▶ **GIVEN EXERCISE**:
Repeat the listing in full. Nothing may be added or left out.

* Begin MATERIAL SUPPLIED *

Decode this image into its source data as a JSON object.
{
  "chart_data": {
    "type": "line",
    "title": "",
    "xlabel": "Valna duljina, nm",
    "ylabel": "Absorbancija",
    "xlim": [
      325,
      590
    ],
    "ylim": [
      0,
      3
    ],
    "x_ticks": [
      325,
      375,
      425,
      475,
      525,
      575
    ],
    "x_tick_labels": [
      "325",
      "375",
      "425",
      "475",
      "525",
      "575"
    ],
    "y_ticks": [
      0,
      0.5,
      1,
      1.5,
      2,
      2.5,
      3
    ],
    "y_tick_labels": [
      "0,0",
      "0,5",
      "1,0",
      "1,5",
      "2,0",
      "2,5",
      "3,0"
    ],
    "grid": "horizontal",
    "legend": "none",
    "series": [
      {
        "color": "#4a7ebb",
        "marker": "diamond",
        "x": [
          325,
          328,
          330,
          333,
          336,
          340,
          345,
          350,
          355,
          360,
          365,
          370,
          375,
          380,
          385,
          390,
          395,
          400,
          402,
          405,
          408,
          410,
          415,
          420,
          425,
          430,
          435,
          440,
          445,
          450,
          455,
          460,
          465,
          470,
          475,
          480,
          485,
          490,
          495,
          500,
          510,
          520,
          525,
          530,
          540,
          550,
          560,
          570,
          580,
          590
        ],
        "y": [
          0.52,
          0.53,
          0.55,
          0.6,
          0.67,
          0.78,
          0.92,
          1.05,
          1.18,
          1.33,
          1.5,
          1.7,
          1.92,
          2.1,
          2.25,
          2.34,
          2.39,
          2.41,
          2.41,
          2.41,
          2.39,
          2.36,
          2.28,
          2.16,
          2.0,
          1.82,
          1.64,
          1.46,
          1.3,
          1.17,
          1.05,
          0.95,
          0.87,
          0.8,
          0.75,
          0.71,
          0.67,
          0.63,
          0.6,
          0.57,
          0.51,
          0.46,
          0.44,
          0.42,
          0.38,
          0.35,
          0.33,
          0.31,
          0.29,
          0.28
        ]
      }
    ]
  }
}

* End MATERIAL SUPPLIED *

▶ **WRITTEN RESPONSE**:
Decode this image into its source data as a JSON object.
{
  "chart_data": {
    "type": "line",
    "title": "",
    "xlabel": "Valna duljina, nm",
    "ylabel": "Absorbancija",
    "xlim": [
      325,
      590
    ],
    "ylim": [
      0,
      3
    ],
    "x_ticks": [
      325,
      375,
      425,
      475,
      525,
      575
    ],
    "x_tick_labels": [
      "325",
      "375",
      "425",
      "475",
      "525",
      "575"
    ],
    "y_ticks": [
      0,
      0.5,
      1,
      1.5,
      2,
      2.5,
      3
    ],
    "y_tick_labels": [
      "0,0",
      "0,5",
      "1,0",
      "1,5",
      "2,0",
      "2,5",
      "3,0"
    ],
    "grid": "horizontal",
    "legend": "none",
    "series": [
      {
        "color": "#4a7ebb",
        "marker": "diamond",
        "x": [
          325,
          328,
          330,
          333,
          336,
          340,
          345,
          350,
          355,
          360,
          365,
          370,
          375,
          380,
          385,
          390,
          395,
          400,
          402,
          405,
          408,
          410,
          415,
          420,
          425,
          430,
          435,
          440,
          445,
          450,
          455,
          460,
          465,
          470,
          475,
          480,
          485,
          490,
          495,
          500,
          510,
          520,
          525,
          530,
          540,
          550,
          560,
          570,
          580,
          590
        ],
        "y": [
          0.52,
          0.53,
          0.55,
          0.6,
          0.67,
          0.78,
          0.92,
          1.05,
          1.18,
          1.33,
          1.5,
          1.7,
          1.92,
          2.1,
          2.25,
          2.34,
          2.39,
          2.41,
          2.41,
          2.41,
          2.39,
          2.36,
          2.28,
          2.16,
          2.0,
          1.82,
          1.64,
          1.46,
          1.3,
          1.17,
          1.05,
          0.95,
          0.87,
          0.8,
          0.75,
          0.71,
          0.67,
          0.63,
          0.6,
          0.57,
          0.51,
          0.46,
          0.44,
          0.42,
          0.38,
          0.35,
          0.33,
          0.31,
          0.29,
          0.28
        ]
      }
    ]
  }
}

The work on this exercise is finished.